#### Problem A
Answer these questions about the passage on mified object methods as tools:
(i) When an object is mified, which of its methods get registered as tools for the LLM call?
(ii) Which two parameters let you expose only a subset of those functions?
(iii) Which function name is passed to funcs_include in the code example?
#### Problem B
Write a continuation of the passage on mified object methods as tools, starting right after its final line.

#### Source passage
▼
MObject methods are tools

When an object is mified all methods with a docstring get registered as tools for the LLM call. You can control if you only want a subset of these functions to be exposed by two parameters (funcs_include and funcs_exclude): 
from mellea.stdlib.mify import mify

@mify(funcs_include={"from_markdown"})
class MyDocumentLoader:
    def __init__(self) -> None:
        self.content = ""

    @classmethod
    def from_markdown(cls, text: str) -> "MyDocumentLoader":
        doc = MyDocumentLoader()
        # Your parsing functions here.
        doc.content = text
        return doc

    def do_hoops(self) -> str:
        return "hoop hoop"
▲
Records from a collection
▼
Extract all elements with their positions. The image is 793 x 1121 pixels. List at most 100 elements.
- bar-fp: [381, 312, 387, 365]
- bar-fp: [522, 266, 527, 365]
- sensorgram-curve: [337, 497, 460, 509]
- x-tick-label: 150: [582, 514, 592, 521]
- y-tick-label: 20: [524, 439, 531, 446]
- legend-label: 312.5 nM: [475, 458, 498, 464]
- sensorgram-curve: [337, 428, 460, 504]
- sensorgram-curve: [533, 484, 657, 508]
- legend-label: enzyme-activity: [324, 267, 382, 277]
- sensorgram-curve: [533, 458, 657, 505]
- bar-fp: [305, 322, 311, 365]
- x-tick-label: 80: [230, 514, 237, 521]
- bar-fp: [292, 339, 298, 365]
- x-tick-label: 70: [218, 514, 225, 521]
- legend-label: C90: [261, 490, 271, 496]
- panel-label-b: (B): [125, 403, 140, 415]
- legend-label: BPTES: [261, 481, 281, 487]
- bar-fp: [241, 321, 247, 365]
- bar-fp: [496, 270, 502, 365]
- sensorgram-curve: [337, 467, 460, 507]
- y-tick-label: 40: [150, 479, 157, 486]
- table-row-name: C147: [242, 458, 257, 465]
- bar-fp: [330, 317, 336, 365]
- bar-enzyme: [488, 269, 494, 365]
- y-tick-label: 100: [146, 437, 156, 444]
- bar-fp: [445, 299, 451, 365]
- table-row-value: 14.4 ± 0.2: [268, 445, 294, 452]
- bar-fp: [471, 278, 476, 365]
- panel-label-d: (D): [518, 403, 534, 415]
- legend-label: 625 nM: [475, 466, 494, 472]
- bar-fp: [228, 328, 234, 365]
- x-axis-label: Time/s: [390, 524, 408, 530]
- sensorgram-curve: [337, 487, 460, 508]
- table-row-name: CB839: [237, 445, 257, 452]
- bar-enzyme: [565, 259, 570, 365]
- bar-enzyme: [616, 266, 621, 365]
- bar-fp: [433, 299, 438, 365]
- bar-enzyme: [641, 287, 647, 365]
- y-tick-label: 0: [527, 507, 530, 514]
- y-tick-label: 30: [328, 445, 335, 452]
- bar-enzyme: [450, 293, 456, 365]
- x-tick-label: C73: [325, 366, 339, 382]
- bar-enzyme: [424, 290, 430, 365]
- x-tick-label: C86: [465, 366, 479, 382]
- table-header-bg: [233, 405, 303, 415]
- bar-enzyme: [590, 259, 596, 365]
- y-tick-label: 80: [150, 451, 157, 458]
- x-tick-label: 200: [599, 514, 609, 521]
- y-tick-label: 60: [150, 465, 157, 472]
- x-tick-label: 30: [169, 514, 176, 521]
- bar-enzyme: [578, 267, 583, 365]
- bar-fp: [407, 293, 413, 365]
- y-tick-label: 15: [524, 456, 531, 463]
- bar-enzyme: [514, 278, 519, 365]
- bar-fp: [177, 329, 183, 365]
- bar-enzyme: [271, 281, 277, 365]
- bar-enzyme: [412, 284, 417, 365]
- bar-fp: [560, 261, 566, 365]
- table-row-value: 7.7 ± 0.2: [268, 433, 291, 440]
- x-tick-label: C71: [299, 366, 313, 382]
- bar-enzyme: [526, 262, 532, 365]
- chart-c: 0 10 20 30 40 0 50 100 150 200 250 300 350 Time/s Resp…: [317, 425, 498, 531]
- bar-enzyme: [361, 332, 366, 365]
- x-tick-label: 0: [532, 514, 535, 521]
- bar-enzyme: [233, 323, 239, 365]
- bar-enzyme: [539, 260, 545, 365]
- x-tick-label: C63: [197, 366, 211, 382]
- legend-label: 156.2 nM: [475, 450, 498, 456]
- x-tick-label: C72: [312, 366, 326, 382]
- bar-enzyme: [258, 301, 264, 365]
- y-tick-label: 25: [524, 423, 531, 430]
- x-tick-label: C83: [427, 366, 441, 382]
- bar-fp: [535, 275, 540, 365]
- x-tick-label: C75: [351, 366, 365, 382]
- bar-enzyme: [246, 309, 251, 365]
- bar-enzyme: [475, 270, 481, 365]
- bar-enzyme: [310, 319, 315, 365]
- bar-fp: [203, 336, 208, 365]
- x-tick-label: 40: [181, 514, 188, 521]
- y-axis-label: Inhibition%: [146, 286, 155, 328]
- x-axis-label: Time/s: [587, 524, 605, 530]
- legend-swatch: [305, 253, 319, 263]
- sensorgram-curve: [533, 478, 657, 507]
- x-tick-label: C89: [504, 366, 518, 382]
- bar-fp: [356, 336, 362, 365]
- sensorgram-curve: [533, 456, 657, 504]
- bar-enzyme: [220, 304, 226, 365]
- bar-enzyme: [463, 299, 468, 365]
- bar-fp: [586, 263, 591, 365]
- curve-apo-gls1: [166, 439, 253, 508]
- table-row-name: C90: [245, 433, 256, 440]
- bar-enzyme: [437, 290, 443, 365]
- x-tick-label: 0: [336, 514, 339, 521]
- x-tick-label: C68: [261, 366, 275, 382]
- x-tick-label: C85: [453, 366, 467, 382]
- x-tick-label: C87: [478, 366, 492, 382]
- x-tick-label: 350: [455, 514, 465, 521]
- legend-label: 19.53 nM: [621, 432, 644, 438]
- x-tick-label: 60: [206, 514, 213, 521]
▲
#### Response A
(i) All methods with a docstring.
(ii) funcs_include and funcs_exclude.
(iii) from_markdown.

#### Response B
Above, the mified class MyDocumentLoader only exposes the from_markdown() method as tool to the LLM. Here is an example, how the methods are handled with an LLM call. Imagine the following two calls that should lead to the same result: 
table1_t = m.transform(table1, "Transpose the table.") # the LLM function
table1_t2 = table1.transpose() # the table method
Every native function of Table is automatically registered as a tool to the transform function. I.e., here the .transform() function calls the LLM and the LLM will get back suggesting to use the very own .transpose() function to achieve the result - it will also give you a friendly warning that you could directly use the function call instead of using the transform function.